_Material provided_:
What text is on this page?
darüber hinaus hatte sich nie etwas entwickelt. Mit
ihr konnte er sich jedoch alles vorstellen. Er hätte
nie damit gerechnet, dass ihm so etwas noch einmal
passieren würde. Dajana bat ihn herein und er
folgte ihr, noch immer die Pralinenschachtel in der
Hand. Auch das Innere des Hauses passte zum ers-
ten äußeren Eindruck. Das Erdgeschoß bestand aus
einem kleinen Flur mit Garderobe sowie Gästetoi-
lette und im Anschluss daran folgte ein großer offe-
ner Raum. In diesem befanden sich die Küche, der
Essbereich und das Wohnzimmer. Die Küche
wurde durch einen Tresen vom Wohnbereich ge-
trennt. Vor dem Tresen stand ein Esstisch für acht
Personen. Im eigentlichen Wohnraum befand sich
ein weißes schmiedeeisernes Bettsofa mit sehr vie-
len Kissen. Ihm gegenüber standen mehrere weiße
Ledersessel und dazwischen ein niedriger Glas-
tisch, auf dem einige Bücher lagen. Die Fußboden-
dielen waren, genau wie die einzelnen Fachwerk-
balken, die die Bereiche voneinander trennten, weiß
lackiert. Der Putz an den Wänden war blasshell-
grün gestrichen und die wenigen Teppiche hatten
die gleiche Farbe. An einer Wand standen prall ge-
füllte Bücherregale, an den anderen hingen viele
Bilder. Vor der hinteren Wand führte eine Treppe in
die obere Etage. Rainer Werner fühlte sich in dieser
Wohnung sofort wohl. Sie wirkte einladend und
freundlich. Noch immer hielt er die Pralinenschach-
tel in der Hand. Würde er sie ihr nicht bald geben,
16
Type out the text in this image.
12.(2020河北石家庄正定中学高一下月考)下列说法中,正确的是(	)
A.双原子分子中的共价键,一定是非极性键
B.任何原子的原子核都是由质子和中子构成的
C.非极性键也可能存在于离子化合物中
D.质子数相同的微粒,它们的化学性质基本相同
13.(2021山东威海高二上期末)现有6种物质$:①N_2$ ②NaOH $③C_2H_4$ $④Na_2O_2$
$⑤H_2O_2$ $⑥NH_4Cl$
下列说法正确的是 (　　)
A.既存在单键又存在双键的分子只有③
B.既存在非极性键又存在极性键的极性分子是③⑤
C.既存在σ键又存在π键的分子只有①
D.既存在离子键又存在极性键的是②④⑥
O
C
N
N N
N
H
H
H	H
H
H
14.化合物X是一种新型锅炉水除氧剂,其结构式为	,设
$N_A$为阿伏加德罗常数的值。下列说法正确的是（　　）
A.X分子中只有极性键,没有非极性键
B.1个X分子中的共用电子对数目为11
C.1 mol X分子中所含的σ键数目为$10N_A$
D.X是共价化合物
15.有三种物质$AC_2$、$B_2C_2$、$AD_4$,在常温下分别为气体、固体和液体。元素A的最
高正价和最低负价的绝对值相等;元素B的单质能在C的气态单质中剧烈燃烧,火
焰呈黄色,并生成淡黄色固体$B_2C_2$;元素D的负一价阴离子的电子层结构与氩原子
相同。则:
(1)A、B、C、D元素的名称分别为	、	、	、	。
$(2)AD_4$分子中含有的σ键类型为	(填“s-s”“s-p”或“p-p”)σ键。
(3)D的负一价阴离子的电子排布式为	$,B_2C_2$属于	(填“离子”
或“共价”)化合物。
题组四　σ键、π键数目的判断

_Written task_: In the records above, collect each line with "Küche".

_Answer to this problem_:
ner Raum. In diesem befanden sich die Küche, der
Essbereich und das Wohnzimmer. Die Küche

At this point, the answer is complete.